(Stored entries)
□ □ □ □ □ □ □

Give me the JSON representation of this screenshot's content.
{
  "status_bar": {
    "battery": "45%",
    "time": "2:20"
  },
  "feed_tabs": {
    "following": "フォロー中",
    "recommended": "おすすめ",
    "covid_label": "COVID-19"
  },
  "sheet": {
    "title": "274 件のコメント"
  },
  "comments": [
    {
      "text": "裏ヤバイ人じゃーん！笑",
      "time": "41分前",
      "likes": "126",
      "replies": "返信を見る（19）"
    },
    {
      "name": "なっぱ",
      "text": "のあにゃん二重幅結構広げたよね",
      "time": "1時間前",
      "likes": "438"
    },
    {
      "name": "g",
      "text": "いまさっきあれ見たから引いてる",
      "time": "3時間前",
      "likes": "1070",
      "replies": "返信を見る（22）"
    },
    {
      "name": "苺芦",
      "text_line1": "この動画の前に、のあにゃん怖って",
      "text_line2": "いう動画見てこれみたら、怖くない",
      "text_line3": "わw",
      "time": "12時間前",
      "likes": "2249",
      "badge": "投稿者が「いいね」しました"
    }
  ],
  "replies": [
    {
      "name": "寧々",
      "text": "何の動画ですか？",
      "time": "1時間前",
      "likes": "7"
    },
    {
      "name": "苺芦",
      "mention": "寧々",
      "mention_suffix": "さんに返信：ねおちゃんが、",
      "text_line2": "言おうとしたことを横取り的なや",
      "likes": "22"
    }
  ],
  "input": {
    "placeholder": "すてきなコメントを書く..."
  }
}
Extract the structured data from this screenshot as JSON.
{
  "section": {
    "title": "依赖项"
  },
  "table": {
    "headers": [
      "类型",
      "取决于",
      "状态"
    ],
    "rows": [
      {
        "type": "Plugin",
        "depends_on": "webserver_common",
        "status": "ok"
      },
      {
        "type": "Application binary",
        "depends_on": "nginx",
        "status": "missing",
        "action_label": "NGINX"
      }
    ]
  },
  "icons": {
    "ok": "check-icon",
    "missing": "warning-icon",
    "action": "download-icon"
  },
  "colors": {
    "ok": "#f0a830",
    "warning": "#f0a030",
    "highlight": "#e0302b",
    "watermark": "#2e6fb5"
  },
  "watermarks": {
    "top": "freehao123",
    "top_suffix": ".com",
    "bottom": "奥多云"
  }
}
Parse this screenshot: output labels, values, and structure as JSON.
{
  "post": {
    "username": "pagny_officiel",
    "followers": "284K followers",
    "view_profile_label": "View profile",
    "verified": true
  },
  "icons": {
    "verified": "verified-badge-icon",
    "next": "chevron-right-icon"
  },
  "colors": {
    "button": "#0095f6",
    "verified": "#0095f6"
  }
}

□ □ □ □ □ □ □

__TASK BRIEF__:
Retype the records above exactly.

__EXERCISE OUTPUT__:
Give me the JSON representation of this screenshot's content.
{
  "status_bar": {
    "battery": "45%",
    "time": "2:20"
  },
  "feed_tabs": {
    "following": "フォロー中",
    "recommended": "おすすめ",
    "covid_label": "COVID-19"
  },
  "sheet": {
    "title": "274 件のコメント"
  },
  "comments": [
    {
      "text": "裏ヤバイ人じゃーん！笑",
      "time": "41分前",
      "likes": "126",
      "replies": "返信を見る（19）"
    },
    {
      "name": "なっぱ",
      "text": "のあにゃん二重幅結構広げたよね",
      "time": "1時間前",
      "likes": "438"
    },
    {
      "name": "g",
      "text": "いまさっきあれ見たから引いてる",
      "time": "3時間前",
      "likes": "1070",
      "replies": "返信を見る（22）"
    },
    {
      "name": "苺芦",
      "text_line1": "この動画の前に、のあにゃん怖って",
      "text_line2": "いう動画見てこれみたら、怖くない",
      "text_line3": "わw",
      "time": "12時間前",
      "likes": "2249",
      "badge": "投稿者が「いいね」しました"
    }
  ],
  "replies": [
    {
      "name": "寧々",
      "text": "何の動画ですか？",
      "time": "1時間前",
      "likes": "7"
    },
    {
      "name": "苺芦",
      "mention": "寧々",
      "mention_suffix": "さんに返信：ねおちゃんが、",
      "text_line2": "言おうとしたことを横取り的なや",
      "likes": "22"
    }
  ],
  "input": {
    "placeholder": "すてきなコメントを書く..."
  }
}
Extract the structured data from this screenshot as JSON.
{
  "section": {
    "title": "依赖项"
  },
  "table": {
    "headers": [
      "类型",
      "取决于",
      "状态"
    ],
    "rows": [
      {
        "type": "Plugin",
        "depends_on": "webserver_common",
        "status": "ok"
      },
      {
        "type": "Application binary",
        "depends_on": "nginx",
        "status": "missing",
        "action_label": "NGINX"
      }
    ]
  },
  "icons": {
    "ok": "check-icon",
    "missing": "warning-icon",
    "action": "download-icon"
  },
  "colors": {
    "ok": "#f0a830",
    "warning": "#f0a030",
    "highlight": "#e0302b",
    "watermark": "#2e6fb5"
  },
  "watermarks": {
    "top": "freehao123",
    "top_suffix": ".com",
    "bottom": "奥多云"
  }
}
Parse this screenshot: output labels, values, and structure as JSON.
{
  "post": {
    "username": "pagny_officiel",
    "followers": "284K followers",
    "view_profile_label": "View profile",
    "verified": true
  },
  "icons": {
    "verified": "verified-badge-icon",
    "next": "chevron-right-icon"
  },
  "colors": {
    "button": "#0095f6",
    "verified": "#0095f6"
  }
}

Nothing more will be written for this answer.